● TASK BRIEF
Condense the paragraph of the Chandigarh Kare Aashiqui review that begins "Maanvi is a trans woman" into a short bulleted list that keeps its main facts.

● SELECTED EXTRACT
*** Begin section ***

Chandigarh Kare Aashiqui: The Die has been Cast for Better or for Worse


When Vaani Kapoor’s character Maanvi Brar first appears on the screen, she is shown as a ‘normal’ girl caught up in the rigmarole of dressing up and putting make-up. However, she also pops pills; an act that immediately raises questions and puts her in a ‘different’ league. As she confidently walks out of her house to seize the day, the background music takes the form of bouts of laughter, as if the society is laughing at ‘her act of playing a woman’.

Maanvi is a trans woman. It means Maanvi was biologically a man before going under the knife to become a ‘complete woman’. In her mind, body, and soul, she is a woman. The journey of her life, so far, has been characterized by gender dysphoria, pain, rejection and self-acceptance. Her supportive father mitigates the pain that she harbours in her heart due to her mother’s rejection. She has established a new life for herself in Chandigarh as a Zumba instructor, away from the prying eyes of her relatives and former acquaintances in Ambala. She dares to fall in love with men despite the inevitable heartbreaking situations that she will find herself in, once her true sexual identity comes to light. So, when Maanvi meets Manu (Ayushmann Khurrana), a gym rat and the epitome of aggressive masculinity, she keeps an open mind regarding the matters of the heart.

*** End section ***

Document structure recognition data:
*** Begin section ***

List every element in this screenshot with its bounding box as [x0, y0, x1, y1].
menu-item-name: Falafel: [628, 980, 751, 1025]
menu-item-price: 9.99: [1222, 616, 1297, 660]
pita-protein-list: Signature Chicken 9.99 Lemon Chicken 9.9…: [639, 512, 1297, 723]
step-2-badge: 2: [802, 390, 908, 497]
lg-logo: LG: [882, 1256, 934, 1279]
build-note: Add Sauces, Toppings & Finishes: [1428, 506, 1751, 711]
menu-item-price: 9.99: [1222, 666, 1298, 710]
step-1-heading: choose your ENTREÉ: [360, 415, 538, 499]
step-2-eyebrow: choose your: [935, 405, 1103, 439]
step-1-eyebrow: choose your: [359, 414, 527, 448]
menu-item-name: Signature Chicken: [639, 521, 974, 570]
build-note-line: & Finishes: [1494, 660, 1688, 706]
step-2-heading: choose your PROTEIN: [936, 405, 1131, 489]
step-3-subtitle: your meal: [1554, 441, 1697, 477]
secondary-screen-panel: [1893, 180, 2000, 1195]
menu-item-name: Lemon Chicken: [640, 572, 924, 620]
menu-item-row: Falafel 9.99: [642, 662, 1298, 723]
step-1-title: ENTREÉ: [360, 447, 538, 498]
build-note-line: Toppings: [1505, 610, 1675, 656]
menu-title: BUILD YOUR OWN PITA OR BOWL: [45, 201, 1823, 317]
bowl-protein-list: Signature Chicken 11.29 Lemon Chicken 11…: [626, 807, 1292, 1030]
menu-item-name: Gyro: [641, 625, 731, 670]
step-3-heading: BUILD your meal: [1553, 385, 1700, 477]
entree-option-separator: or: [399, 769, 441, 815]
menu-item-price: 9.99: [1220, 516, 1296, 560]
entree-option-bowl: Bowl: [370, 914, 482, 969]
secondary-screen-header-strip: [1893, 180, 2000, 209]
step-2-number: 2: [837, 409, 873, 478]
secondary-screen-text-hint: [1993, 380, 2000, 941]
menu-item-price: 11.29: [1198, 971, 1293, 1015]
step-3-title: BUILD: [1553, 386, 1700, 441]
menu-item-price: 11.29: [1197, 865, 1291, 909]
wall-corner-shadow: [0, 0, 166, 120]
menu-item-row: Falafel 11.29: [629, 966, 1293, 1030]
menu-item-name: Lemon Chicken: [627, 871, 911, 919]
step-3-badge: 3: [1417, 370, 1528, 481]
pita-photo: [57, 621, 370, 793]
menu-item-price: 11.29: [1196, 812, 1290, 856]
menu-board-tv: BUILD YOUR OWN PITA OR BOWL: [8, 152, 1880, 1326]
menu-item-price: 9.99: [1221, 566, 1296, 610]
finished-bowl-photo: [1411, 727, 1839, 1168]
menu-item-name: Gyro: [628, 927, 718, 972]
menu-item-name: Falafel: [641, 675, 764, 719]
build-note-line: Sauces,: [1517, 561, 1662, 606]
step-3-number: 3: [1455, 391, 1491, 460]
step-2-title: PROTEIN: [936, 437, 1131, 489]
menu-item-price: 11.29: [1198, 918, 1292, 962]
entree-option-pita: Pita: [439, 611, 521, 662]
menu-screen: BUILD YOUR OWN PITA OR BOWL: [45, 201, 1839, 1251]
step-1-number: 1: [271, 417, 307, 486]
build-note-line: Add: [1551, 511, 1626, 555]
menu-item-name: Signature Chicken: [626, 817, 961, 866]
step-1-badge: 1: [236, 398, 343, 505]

*** End section ***

● FINISHED EXERCISE
- Maanvi is a trans woman: biologically a man before surgery, and a woman in mind, body and soul.
- Her life has involved gender dysphoria, pain, rejection and self-acceptance.
- Her mother rejected her, and her supportive father eases that pain.
- She has made a new life in Chandigarh as a Zumba instructor, away from relatives and former acquaintances in Ambala.
- She dares to fall in love with men, knowing heartbreak may follow once her identity comes to light.
- She keeps an open mind when she meets Manu (Ayushmann Khurrana), a gym rat and the epitome of aggressive masculinity.